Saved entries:

* * * * * * * * *

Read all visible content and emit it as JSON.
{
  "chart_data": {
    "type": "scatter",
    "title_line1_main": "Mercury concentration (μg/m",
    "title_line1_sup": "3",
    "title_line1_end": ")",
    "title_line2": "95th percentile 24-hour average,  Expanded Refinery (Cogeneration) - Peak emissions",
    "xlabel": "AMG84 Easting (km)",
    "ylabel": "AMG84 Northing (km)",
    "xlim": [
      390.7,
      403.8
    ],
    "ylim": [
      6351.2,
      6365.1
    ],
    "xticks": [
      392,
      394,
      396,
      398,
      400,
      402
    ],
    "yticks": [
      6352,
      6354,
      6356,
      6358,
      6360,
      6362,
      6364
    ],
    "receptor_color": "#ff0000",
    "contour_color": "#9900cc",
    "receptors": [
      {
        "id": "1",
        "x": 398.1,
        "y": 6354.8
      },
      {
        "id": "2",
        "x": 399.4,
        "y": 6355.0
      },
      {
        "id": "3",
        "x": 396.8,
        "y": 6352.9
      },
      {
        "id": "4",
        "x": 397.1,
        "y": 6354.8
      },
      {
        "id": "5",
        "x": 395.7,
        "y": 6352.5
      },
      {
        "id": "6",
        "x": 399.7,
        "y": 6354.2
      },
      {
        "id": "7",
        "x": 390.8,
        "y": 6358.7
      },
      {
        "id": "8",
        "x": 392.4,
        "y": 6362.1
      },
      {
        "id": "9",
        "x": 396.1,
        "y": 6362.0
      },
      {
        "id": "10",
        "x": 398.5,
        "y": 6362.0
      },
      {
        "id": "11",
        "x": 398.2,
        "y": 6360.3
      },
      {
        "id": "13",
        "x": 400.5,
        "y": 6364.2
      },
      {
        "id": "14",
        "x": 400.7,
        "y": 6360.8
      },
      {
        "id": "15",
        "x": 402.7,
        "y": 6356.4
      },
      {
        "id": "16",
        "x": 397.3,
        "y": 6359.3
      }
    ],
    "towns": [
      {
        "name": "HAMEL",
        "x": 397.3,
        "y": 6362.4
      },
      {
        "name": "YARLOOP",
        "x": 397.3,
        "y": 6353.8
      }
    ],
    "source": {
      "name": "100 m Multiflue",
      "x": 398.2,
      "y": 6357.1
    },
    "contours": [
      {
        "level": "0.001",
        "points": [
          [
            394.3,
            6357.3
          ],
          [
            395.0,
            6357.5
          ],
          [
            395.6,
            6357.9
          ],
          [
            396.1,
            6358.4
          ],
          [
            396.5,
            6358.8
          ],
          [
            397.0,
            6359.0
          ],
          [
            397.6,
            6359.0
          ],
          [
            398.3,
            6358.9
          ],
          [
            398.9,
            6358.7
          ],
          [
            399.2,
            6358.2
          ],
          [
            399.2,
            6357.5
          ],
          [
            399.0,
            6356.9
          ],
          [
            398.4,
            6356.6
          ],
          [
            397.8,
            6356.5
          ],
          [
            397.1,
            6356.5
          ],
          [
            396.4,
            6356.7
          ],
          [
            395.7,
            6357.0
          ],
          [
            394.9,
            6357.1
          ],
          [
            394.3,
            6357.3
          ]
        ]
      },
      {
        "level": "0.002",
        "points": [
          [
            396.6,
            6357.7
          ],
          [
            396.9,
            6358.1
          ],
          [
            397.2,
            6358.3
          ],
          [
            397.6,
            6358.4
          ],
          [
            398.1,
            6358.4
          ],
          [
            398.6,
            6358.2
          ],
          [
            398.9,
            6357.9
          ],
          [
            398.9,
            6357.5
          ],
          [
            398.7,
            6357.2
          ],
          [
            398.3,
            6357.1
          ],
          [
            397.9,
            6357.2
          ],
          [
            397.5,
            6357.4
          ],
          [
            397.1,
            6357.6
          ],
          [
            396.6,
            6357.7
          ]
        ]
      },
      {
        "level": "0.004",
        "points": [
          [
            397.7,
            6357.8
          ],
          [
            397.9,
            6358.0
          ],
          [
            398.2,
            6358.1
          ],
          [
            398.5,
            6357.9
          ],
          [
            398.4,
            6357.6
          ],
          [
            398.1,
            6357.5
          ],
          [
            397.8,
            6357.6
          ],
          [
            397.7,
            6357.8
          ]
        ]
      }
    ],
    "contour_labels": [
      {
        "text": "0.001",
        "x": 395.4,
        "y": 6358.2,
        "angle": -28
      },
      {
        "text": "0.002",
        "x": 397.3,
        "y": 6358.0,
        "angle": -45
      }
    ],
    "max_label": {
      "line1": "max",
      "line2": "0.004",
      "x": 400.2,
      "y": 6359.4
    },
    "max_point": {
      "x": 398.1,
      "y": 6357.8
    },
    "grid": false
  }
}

* * * * * * * * *

**What the task asks**
Set down all of the records shown above once more, exactly.

**Response to the task**
Read all visible content and emit it as JSON.
{
  "chart_data": {
    "type": "scatter",
    "title_line1_main": "Mercury concentration (μg/m",
    "title_line1_sup": "3",
    "title_line1_end": ")",
    "title_line2": "95th percentile 24-hour average,  Expanded Refinery (Cogeneration) - Peak emissions",
    "xlabel": "AMG84 Easting (km)",
    "ylabel": "AMG84 Northing (km)",
    "xlim": [
      390.7,
      403.8
    ],
    "ylim": [
      6351.2,
      6365.1
    ],
    "xticks": [
      392,
      394,
      396,
      398,
      400,
      402
    ],
    "yticks": [
      6352,
      6354,
      6356,
      6358,
      6360,
      6362,
      6364
    ],
    "receptor_color": "#ff0000",
    "contour_color": "#9900cc",
    "receptors": [
      {
        "id": "1",
        "x": 398.1,
        "y": 6354.8
      },
      {
        "id": "2",
        "x": 399.4,
        "y": 6355.0
      },
      {
        "id": "3",
        "x": 396.8,
        "y": 6352.9
      },
      {
        "id": "4",
        "x": 397.1,
        "y": 6354.8
      },
      {
        "id": "5",
        "x": 395.7,
        "y": 6352.5
      },
      {
        "id": "6",
        "x": 399.7,
        "y": 6354.2
      },
      {
        "id": "7",
        "x": 390.8,
        "y": 6358.7
      },
      {
        "id": "8",
        "x": 392.4,
        "y": 6362.1
      },
      {
        "id": "9",
        "x": 396.1,
        "y": 6362.0
      },
      {
        "id": "10",
        "x": 398.5,
        "y": 6362.0
      },
      {
        "id": "11",
        "x": 398.2,
        "y": 6360.3
      },
      {
        "id": "13",
        "x": 400.5,
        "y": 6364.2
      },
      {
        "id": "14",
        "x": 400.7,
        "y": 6360.8
      },
      {
        "id": "15",
        "x": 402.7,
        "y": 6356.4
      },
      {
        "id": "16",
        "x": 397.3,
        "y": 6359.3
      }
    ],
    "towns": [
      {
        "name": "HAMEL",
        "x": 397.3,
        "y": 6362.4
      },
      {
        "name": "YARLOOP",
        "x": 397.3,
        "y": 6353.8
      }
    ],
    "source": {
      "name": "100 m Multiflue",
      "x": 398.2,
      "y": 6357.1
    },
    "contours": [
      {
        "level": "0.001",
        "points": [
          [
            394.3,
            6357.3
          ],
          [
            395.0,
            6357.5
          ],
          [
            395.6,
            6357.9
          ],
          [
            396.1,
            6358.4
          ],
          [
            396.5,
            6358.8
          ],
          [
            397.0,
            6359.0
          ],
          [
            397.6,
            6359.0
          ],
          [
            398.3,
            6358.9
          ],
          [
            398.9,
            6358.7
          ],
          [
            399.2,
            6358.2
          ],
          [
            399.2,
            6357.5
          ],
          [
            399.0,
            6356.9
          ],
          [
            398.4,
            6356.6
          ],
          [
            397.8,
            6356.5
          ],
          [
            397.1,
            6356.5
          ],
          [
            396.4,
            6356.7
          ],
          [
            395.7,
            6357.0
          ],
          [
            394.9,
            6357.1
          ],
          [
            394.3,
            6357.3
          ]
        ]
      },
      {
        "level": "0.002",
        "points": [
          [
            396.6,
            6357.7
          ],
          [
            396.9,
            6358.1
          ],
          [
            397.2,
            6358.3
          ],
          [
            397.6,
            6358.4
          ],
          [
            398.1,
            6358.4
          ],
          [
            398.6,
            6358.2
          ],
          [
            398.9,
            6357.9
          ],
          [
            398.9,
            6357.5
          ],
          [
            398.7,
            6357.2
          ],
          [
            398.3,
            6357.1
          ],
          [
            397.9,
            6357.2
          ],
          [
            397.5,
            6357.4
          ],
          [
            397.1,
            6357.6
          ],
          [
            396.6,
            6357.7
          ]
        ]
      },
      {
        "level": "0.004",
        "points": [
          [
            397.7,
            6357.8
          ],
          [
            397.9,
            6358.0
          ],
          [
            398.2,
            6358.1
          ],
          [
            398.5,
            6357.9
          ],
          [
            398.4,
            6357.6
          ],
          [
            398.1,
            6357.5
          ],
          [
            397.8,
            6357.6
          ],
          [
            397.7,
            6357.8
          ]
        ]
      }
    ],
    "contour_labels": [
      {
        "text": "0.001",
        "x": 395.4,
        "y": 6358.2,
        "angle": -28
      },
      {
        "text": "0.002",
        "x": 397.3,
        "y": 6358.0,
        "angle": -45
      }
    ],
    "max_label": {
      "line1": "max",
      "line2": "0.004",
      "x": 400.2,
      "y": 6359.4
    },
    "max_point": {
      "x": 398.1,
      "y": 6357.8
    },
    "grid": false
  }
}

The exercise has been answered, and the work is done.